■ Directive
From the entries that follow, extract each line holding the string "columns".

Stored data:

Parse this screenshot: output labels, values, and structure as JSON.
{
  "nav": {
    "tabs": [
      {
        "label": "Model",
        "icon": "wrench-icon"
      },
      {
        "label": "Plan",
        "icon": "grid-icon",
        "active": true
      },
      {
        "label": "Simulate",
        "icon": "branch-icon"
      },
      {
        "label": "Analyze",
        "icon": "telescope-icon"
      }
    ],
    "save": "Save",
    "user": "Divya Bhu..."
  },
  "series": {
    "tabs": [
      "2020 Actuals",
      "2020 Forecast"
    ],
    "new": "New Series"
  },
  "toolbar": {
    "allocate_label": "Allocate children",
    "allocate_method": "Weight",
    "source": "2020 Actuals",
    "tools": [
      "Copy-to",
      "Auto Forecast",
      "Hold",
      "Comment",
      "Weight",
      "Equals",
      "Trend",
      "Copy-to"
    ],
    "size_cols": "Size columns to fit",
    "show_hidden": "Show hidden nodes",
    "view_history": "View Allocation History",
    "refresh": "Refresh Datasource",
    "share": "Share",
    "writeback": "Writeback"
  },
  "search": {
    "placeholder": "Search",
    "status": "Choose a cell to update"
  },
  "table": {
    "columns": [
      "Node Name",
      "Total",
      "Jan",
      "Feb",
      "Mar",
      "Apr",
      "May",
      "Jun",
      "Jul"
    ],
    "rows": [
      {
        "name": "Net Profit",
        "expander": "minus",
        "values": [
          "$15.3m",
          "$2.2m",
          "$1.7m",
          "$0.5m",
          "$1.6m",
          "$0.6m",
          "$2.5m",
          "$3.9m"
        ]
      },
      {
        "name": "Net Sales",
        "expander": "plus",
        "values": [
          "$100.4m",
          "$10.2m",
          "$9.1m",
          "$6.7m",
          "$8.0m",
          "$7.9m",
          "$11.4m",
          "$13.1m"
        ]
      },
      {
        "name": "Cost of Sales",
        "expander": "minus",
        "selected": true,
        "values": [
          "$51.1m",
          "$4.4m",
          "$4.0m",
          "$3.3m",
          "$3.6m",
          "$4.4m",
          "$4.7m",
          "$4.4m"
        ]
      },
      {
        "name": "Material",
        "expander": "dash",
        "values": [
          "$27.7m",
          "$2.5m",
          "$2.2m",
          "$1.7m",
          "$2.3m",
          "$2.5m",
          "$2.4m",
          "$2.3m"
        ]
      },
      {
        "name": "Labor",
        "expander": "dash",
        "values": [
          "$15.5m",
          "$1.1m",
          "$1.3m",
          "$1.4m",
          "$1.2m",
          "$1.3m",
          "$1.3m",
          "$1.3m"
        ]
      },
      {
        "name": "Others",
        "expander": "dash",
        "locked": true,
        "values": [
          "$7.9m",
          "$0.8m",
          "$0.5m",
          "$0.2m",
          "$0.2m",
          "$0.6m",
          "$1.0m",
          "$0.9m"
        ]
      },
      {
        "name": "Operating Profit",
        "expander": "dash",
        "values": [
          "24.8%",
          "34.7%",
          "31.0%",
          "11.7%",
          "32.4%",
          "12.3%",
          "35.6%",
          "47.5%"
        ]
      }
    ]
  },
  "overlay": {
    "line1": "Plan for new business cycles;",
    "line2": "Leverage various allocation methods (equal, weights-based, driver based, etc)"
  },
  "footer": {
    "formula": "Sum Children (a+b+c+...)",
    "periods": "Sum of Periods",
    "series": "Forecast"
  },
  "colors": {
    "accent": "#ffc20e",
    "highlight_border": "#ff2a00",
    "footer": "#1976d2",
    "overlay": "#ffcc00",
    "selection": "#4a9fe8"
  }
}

■ Problem solution
    "size_cols": "Size columns to fit",
    "columns": [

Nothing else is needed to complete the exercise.